— STATED EXERCISE —
Express everything from the top of the entries below down to the line containing "bar-top bbox=[102, 250, 150, 256]", inclusive, as a Markdown table with the columns Row and Line. Give one numbered row per line and omit blank lines.

---------- ROWS ----------

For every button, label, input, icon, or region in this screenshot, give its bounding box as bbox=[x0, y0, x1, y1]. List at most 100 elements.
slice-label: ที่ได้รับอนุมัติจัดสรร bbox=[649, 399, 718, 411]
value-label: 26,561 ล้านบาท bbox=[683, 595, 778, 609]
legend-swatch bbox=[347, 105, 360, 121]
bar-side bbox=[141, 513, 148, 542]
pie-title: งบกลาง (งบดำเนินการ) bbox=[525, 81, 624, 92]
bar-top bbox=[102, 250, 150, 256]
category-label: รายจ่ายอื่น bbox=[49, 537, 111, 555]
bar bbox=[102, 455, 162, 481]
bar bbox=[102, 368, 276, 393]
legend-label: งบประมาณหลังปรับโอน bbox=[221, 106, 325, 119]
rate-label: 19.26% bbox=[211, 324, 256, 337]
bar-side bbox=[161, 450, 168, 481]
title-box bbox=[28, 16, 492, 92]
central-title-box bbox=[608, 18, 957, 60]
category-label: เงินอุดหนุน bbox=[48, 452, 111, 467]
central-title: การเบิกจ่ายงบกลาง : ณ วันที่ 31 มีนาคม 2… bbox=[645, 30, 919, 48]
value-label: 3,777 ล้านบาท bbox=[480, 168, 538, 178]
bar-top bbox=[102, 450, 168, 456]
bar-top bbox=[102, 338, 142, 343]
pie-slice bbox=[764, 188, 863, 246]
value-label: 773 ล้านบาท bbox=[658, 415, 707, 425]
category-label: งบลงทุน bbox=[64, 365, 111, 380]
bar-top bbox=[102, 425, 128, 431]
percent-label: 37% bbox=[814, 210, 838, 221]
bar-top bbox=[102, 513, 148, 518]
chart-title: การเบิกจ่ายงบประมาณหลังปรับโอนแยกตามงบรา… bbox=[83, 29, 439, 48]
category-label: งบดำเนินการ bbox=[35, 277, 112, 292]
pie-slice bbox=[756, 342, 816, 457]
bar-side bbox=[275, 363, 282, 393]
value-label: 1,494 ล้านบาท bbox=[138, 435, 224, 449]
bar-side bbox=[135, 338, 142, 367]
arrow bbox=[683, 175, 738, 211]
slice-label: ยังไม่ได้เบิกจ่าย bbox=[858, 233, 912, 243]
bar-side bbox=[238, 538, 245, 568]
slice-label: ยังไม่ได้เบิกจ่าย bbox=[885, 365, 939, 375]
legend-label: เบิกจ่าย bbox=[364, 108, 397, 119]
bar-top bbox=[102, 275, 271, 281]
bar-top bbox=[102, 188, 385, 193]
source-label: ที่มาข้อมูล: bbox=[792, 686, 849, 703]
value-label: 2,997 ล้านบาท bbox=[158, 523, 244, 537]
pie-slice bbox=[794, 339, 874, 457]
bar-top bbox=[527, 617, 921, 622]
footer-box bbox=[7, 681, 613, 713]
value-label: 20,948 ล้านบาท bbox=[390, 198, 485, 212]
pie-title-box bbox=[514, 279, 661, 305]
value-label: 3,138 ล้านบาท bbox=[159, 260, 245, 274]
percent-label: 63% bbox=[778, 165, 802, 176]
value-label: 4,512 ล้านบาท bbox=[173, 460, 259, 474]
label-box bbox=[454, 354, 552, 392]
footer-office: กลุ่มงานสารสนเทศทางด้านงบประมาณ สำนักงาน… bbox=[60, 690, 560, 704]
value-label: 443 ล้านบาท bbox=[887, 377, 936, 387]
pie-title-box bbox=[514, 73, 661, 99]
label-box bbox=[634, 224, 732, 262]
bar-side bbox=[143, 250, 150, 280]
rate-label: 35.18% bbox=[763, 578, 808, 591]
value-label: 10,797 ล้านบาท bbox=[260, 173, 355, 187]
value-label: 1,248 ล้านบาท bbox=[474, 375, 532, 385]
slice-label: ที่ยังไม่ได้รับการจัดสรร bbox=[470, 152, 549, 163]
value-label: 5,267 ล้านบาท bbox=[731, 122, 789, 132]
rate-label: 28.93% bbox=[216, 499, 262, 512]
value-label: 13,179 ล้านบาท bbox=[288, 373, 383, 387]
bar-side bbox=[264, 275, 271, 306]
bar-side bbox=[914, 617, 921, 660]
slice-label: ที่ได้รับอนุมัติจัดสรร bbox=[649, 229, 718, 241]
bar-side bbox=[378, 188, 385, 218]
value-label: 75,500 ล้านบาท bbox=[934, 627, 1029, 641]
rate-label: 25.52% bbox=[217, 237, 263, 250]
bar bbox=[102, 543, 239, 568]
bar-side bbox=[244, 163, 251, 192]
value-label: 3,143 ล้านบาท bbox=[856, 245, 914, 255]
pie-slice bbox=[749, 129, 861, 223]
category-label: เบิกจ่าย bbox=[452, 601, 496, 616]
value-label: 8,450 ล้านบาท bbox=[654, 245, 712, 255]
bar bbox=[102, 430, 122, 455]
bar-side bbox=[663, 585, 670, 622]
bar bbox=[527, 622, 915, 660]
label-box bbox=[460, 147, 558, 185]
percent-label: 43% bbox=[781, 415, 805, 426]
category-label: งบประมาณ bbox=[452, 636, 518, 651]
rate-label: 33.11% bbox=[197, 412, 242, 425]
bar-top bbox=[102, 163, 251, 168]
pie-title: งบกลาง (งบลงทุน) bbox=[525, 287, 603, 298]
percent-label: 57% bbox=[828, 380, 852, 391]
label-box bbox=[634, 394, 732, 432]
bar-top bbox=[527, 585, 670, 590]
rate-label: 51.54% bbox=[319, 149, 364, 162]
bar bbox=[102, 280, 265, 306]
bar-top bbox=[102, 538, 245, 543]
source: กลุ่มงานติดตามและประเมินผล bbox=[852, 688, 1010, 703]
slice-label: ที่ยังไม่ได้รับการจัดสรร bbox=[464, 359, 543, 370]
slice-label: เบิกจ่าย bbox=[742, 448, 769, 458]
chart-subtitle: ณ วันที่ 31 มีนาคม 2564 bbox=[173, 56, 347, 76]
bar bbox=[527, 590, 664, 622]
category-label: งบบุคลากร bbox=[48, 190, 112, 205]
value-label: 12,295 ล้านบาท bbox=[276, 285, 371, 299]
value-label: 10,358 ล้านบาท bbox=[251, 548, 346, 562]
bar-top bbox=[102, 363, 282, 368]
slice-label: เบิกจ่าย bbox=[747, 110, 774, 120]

----------

— TASK OUTPUT —
| Row | Line |
|---|---|
| 1 | For every button, label, input, icon, or region in this screenshot, give its bounding box as bbox=[x0, y0, x1, y1]. List at most 100 elements. |
| 2 | slice-label: ที่ได้รับอนุมัติจัดสรร bbox=[649, 399, 718, 411] |
| 3 | value-label: 26,561 ล้านบาท bbox=[683, 595, 778, 609] |
| 4 | legend-swatch bbox=[347, 105, 360, 121] |
| 5 | bar-side bbox=[141, 513, 148, 542] |
| 6 | pie-title: งบกลาง (งบดำเนินการ) bbox=[525, 81, 624, 92] |
| 7 | bar-top bbox=[102, 250, 150, 256] |